Higher order scheme - Githubissues

jbcaillau commented 3 months ago

@PierreMartinon @gergaud hi, we may have a use case that requires higher order implicit schemes (Gauss...) It is connected to this discussion.

@rand-asswad @DJEMAwalid do not hesitate to add further comments on the application, e.g. a plot of the periodic control.

PierreMartinon commented 3 months ago

We did some work on this with Joseph (see the old issue https://github.com/control-toolbox/CTDirect.jl/issues/11 and the branch https://github.com/control-toolbox/CTDirect.jl/tree/old-runge-kutta).

We felt it may be better to move to a more abstract interface with the discretization first, since it does involve quite a bit of modifications.

You are certainly welcome to try on your side, dont hesitate if you have any questions :-)

PierreMartinon commented 2 months ago

Ok, we'll try this again with @joseph-gergaud. Hopefully the code is better structured now and should make it easier.

Dataset entries —
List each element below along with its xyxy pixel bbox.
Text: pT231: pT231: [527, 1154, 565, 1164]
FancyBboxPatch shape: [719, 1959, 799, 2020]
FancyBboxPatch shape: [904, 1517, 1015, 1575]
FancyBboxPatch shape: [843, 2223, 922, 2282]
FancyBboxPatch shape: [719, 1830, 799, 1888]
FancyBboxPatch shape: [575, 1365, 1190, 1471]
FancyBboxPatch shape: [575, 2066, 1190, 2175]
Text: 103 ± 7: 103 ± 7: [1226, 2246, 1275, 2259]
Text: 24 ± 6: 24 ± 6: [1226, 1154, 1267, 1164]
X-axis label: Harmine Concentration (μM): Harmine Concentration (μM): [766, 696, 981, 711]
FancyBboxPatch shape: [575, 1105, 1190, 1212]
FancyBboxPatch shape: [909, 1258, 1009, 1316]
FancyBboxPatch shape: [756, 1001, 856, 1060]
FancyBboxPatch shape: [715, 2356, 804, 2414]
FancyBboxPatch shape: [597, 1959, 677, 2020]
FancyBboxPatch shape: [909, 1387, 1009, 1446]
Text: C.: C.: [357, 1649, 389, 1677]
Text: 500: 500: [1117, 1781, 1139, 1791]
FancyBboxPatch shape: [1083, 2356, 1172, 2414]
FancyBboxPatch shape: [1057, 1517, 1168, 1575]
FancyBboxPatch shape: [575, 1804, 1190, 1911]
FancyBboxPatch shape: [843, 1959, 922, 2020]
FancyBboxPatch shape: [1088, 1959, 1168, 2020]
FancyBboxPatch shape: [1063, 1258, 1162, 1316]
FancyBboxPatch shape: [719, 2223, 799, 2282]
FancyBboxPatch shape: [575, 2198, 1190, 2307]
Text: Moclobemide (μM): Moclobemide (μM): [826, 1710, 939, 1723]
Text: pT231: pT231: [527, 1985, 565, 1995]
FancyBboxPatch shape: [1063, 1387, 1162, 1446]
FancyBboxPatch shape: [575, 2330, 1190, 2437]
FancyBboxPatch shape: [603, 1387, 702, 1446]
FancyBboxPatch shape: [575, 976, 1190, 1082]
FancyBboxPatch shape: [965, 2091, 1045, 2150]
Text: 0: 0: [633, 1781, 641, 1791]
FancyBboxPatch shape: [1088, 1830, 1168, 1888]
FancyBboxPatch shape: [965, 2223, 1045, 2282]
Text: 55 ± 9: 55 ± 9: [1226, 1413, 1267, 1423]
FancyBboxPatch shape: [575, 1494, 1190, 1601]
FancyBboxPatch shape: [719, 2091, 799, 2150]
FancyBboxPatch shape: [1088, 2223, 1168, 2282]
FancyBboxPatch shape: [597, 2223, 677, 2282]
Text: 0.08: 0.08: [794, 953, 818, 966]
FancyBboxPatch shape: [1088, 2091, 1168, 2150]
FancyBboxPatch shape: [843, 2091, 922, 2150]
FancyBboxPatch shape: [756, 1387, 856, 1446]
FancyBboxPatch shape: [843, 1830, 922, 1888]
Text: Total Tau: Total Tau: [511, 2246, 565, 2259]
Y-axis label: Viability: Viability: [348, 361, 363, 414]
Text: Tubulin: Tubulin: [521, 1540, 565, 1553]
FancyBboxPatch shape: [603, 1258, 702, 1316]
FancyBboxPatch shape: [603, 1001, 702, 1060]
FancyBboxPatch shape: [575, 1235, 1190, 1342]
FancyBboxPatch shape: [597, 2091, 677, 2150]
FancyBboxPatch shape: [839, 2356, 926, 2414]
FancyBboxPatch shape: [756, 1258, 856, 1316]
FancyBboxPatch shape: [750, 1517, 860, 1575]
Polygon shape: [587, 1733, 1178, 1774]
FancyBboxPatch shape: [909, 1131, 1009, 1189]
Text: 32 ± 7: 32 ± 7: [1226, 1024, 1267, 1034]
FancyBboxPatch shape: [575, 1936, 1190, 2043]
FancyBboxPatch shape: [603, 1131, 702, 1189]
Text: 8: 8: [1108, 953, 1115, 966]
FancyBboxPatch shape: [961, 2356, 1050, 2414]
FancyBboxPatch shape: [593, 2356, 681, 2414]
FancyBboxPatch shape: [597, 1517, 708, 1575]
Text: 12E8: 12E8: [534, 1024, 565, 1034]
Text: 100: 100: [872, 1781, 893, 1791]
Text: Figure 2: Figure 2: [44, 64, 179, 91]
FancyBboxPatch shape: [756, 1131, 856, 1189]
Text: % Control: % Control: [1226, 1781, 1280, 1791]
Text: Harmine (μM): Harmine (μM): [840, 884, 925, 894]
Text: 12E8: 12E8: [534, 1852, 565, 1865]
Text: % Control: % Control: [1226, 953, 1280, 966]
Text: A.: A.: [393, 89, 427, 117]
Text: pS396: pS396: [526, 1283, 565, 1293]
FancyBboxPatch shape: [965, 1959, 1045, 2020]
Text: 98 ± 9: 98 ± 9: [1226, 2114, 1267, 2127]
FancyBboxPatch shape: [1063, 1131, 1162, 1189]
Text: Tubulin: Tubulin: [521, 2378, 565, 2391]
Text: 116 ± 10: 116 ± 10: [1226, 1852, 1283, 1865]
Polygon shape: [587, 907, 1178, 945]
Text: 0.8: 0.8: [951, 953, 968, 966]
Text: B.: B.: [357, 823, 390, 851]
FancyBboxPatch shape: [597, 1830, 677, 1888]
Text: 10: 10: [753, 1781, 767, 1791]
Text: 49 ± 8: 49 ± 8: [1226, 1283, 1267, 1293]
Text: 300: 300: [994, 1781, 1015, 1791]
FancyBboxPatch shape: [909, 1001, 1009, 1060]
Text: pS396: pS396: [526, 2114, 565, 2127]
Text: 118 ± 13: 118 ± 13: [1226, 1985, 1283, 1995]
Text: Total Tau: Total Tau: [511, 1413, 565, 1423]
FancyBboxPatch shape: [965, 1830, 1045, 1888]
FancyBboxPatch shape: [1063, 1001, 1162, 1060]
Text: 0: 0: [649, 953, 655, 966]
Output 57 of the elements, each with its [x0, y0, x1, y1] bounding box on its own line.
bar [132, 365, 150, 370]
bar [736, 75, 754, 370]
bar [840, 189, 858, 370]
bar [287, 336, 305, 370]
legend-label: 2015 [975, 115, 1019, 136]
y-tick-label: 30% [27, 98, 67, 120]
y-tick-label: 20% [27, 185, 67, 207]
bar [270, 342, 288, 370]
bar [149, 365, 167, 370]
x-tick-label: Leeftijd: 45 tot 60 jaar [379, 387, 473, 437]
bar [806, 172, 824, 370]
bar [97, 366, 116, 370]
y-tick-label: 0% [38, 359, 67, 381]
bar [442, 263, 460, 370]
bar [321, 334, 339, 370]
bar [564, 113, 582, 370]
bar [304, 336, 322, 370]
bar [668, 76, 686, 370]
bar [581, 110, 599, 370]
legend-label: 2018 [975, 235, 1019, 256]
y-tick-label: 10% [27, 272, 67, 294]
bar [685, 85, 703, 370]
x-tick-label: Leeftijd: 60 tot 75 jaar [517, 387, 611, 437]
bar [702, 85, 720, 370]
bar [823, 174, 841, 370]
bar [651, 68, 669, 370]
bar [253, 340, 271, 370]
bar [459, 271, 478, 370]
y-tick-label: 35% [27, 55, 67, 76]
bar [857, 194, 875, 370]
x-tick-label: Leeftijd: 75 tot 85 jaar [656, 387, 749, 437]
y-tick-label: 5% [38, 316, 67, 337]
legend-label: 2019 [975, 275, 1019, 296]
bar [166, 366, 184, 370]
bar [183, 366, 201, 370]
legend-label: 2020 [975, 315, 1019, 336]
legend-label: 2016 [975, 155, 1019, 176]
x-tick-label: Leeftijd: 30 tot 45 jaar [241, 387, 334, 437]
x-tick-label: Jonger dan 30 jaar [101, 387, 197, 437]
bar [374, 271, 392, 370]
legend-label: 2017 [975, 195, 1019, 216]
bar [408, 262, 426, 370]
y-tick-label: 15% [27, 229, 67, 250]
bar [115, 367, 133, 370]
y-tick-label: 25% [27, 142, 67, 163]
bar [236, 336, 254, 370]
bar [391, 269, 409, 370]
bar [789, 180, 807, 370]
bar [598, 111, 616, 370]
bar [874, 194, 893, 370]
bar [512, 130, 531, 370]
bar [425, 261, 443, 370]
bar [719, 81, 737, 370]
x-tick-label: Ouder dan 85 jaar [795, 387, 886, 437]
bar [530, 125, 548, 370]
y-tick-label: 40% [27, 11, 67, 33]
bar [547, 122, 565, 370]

Your goal —
Copy the part of the GitHub thread on higher order schemes starting with "Higher order scheme" and going on through "bit of modifications.". The items come from a different source than the thread.

Output —
Higher order scheme - Githubissues

jbcaillau commented 3 months ago

@PierreMartinon @gergaud hi, we may have a use case that requires higher order implicit schemes (Gauss...) It is connected to this discussion.

@rand-asswad @DJEMAwalid do not hesitate to add further comments on the application, e.g. a plot of the periodic control.

PierreMartinon commented 3 months ago

We did some work on this with Joseph (see the old issue https://github.com/control-toolbox/CTDirect.jl/issues/11 and the branch https://github.com/control-toolbox/CTDirect.jl/tree/old-runge-kutta).

We felt it may be better to move to a more abstract interface with the discretization first, since it does involve quite a bit of modifications.